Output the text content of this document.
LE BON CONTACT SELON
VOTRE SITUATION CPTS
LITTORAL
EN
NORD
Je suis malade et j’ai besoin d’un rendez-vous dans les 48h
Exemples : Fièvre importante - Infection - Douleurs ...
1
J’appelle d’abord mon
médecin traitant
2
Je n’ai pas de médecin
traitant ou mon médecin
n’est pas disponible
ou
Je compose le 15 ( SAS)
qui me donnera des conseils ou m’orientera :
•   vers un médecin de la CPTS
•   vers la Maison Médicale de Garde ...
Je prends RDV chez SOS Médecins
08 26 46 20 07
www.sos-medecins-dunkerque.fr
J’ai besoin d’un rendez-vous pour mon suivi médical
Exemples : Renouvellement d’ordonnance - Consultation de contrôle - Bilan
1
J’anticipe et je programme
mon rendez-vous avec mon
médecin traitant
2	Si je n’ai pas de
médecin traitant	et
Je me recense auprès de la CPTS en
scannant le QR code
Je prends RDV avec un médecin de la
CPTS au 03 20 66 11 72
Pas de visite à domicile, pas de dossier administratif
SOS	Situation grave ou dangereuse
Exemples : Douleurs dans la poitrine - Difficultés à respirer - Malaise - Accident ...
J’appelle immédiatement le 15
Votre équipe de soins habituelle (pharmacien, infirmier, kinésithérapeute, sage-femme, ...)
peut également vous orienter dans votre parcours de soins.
########
# What to do:
From the records above, pull out every line containing the word "soins".

# Reply to the task:
Votre équipe de soins habituelle (pharmacien, infirmier, kinésithérapeute, sage-femme, ...)
peut également vous orienter dans votre parcours de soins.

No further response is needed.